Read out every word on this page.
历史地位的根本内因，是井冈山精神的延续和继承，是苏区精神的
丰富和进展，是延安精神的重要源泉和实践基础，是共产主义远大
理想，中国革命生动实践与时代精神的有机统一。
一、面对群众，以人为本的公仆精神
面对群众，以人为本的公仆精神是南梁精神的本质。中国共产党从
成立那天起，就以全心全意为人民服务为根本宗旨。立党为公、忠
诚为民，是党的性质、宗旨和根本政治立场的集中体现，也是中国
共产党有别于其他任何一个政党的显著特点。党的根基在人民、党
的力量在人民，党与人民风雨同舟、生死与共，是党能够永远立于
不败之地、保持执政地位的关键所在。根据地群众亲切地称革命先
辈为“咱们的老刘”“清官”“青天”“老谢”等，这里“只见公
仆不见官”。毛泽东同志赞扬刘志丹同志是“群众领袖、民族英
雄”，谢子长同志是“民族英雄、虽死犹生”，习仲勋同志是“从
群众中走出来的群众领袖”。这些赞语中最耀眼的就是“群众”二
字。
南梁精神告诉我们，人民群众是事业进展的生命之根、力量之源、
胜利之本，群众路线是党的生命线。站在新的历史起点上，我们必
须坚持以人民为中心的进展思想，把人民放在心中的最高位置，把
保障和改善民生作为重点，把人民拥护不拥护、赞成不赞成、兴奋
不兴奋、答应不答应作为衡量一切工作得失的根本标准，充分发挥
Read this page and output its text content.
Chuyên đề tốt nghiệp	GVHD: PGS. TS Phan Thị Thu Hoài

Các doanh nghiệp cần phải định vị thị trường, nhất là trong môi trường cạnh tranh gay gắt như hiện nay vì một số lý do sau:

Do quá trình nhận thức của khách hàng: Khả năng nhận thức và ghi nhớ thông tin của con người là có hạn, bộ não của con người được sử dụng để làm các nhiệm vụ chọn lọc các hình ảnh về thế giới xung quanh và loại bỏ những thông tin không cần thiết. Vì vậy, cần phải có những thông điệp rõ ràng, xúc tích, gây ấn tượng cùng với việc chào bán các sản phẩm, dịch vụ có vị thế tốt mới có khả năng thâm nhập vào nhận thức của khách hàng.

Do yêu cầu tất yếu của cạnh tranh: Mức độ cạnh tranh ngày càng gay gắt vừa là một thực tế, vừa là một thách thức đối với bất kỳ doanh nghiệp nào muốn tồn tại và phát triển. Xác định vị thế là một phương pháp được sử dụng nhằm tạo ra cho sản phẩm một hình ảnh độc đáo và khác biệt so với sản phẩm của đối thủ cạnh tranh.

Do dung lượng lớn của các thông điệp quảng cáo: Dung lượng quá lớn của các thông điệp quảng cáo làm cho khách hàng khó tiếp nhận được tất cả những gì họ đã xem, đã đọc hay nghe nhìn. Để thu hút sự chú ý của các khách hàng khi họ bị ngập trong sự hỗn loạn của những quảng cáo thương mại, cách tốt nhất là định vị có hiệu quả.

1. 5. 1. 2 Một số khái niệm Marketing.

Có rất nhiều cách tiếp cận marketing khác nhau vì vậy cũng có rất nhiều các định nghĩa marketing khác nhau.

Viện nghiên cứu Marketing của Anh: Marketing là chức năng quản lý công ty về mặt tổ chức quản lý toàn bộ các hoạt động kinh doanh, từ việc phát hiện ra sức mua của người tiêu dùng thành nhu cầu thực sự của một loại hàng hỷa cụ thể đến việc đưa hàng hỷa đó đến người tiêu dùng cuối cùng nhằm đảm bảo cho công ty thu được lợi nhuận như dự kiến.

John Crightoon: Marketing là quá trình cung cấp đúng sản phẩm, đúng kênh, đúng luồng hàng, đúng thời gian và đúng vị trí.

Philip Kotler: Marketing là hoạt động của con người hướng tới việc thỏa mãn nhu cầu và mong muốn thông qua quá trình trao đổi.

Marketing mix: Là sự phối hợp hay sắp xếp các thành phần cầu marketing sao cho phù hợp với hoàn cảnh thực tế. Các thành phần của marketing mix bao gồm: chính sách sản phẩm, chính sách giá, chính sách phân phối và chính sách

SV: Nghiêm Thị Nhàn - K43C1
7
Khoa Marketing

════════════════

* Exercise *
Write out all records exactly, keeping every detail.

* Result for this exercise *
Read out every word on this page.
历史地位的根本内因，是井冈山精神的延续和继承，是苏区精神的
丰富和进展，是延安精神的重要源泉和实践基础，是共产主义远大
理想，中国革命生动实践与时代精神的有机统一。
一、面对群众，以人为本的公仆精神
面对群众，以人为本的公仆精神是南梁精神的本质。中国共产党从
成立那天起，就以全心全意为人民服务为根本宗旨。立党为公、忠
诚为民，是党的性质、宗旨和根本政治立场的集中体现，也是中国
共产党有别于其他任何一个政党的显著特点。党的根基在人民、党
的力量在人民，党与人民风雨同舟、生死与共，是党能够永远立于
不败之地、保持执政地位的关键所在。根据地群众亲切地称革命先
辈为“咱们的老刘”“清官”“青天”“老谢”等，这里“只见公
仆不见官”。毛泽东同志赞扬刘志丹同志是“群众领袖、民族英
雄”，谢子长同志是“民族英雄、虽死犹生”，习仲勋同志是“从
群众中走出来的群众领袖”。这些赞语中最耀眼的就是“群众”二
字。
南梁精神告诉我们，人民群众是事业进展的生命之根、力量之源、
胜利之本，群众路线是党的生命线。站在新的历史起点上，我们必
须坚持以人民为中心的进展思想，把人民放在心中的最高位置，把
保障和改善民生作为重点，把人民拥护不拥护、赞成不赞成、兴奋
不兴奋、答应不答应作为衡量一切工作得失的根本标准，充分发挥
Read this page and output its text content.
Chuyên đề tốt nghiệp	GVHD: PGS. TS Phan Thị Thu Hoài

Các doanh nghiệp cần phải định vị thị trường, nhất là trong môi trường cạnh tranh gay gắt như hiện nay vì một số lý do sau:

Do quá trình nhận thức của khách hàng: Khả năng nhận thức và ghi nhớ thông tin của con người là có hạn, bộ não của con người được sử dụng để làm các nhiệm vụ chọn lọc các hình ảnh về thế giới xung quanh và loại bỏ những thông tin không cần thiết. Vì vậy, cần phải có những thông điệp rõ ràng, xúc tích, gây ấn tượng cùng với việc chào bán các sản phẩm, dịch vụ có vị thế tốt mới có khả năng thâm nhập vào nhận thức của khách hàng.

Do yêu cầu tất yếu của cạnh tranh: Mức độ cạnh tranh ngày càng gay gắt vừa là một thực tế, vừa là một thách thức đối với bất kỳ doanh nghiệp nào muốn tồn tại và phát triển. Xác định vị thế là một phương pháp được sử dụng nhằm tạo ra cho sản phẩm một hình ảnh độc đáo và khác biệt so với sản phẩm của đối thủ cạnh tranh.

Do dung lượng lớn của các thông điệp quảng cáo: Dung lượng quá lớn của các thông điệp quảng cáo làm cho khách hàng khó tiếp nhận được tất cả những gì họ đã xem, đã đọc hay nghe nhìn. Để thu hút sự chú ý của các khách hàng khi họ bị ngập trong sự hỗn loạn của những quảng cáo thương mại, cách tốt nhất là định vị có hiệu quả.

1. 5. 1. 2 Một số khái niệm Marketing.

Có rất nhiều cách tiếp cận marketing khác nhau vì vậy cũng có rất nhiều các định nghĩa marketing khác nhau.

Viện nghiên cứu Marketing của Anh: Marketing là chức năng quản lý công ty về mặt tổ chức quản lý toàn bộ các hoạt động kinh doanh, từ việc phát hiện ra sức mua của người tiêu dùng thành nhu cầu thực sự của một loại hàng hỷa cụ thể đến việc đưa hàng hỷa đó đến người tiêu dùng cuối cùng nhằm đảm bảo cho công ty thu được lợi nhuận như dự kiến.

John Crightoon: Marketing là quá trình cung cấp đúng sản phẩm, đúng kênh, đúng luồng hàng, đúng thời gian và đúng vị trí.

Philip Kotler: Marketing là hoạt động của con người hướng tới việc thỏa mãn nhu cầu và mong muốn thông qua quá trình trao đổi.

Marketing mix: Là sự phối hợp hay sắp xếp các thành phần cầu marketing sao cho phù hợp với hoàn cảnh thực tế. Các thành phần của marketing mix bao gồm: chính sách sản phẩm, chính sách giá, chính sách phân phối và chính sách

SV: Nghiêm Thị Nhàn - K43C1
7
Khoa Marketing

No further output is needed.